### DIRECTIVE
Check each line for the string "شماره", then give only how many lines have it.

### THE INPUT
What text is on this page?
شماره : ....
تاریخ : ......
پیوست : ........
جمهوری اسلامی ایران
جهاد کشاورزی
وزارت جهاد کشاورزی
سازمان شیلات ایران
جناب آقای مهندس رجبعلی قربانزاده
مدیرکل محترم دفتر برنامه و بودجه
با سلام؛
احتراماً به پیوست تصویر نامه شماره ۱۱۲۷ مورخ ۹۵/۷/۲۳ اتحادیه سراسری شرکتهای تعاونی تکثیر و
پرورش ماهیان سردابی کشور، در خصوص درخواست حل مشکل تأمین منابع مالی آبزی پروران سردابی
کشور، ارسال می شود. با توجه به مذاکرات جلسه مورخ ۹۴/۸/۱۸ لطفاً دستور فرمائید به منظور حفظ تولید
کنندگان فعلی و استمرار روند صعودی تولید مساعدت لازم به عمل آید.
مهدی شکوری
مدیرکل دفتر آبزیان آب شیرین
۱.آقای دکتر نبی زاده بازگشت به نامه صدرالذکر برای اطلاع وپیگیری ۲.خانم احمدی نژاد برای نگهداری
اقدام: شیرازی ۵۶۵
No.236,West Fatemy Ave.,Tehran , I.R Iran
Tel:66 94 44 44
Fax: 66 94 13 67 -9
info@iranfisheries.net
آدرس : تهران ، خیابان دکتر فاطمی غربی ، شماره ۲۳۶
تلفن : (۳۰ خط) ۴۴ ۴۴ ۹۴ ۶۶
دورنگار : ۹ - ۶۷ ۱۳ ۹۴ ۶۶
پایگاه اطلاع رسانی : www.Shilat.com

### ANSWER TO THE EXERCISE
3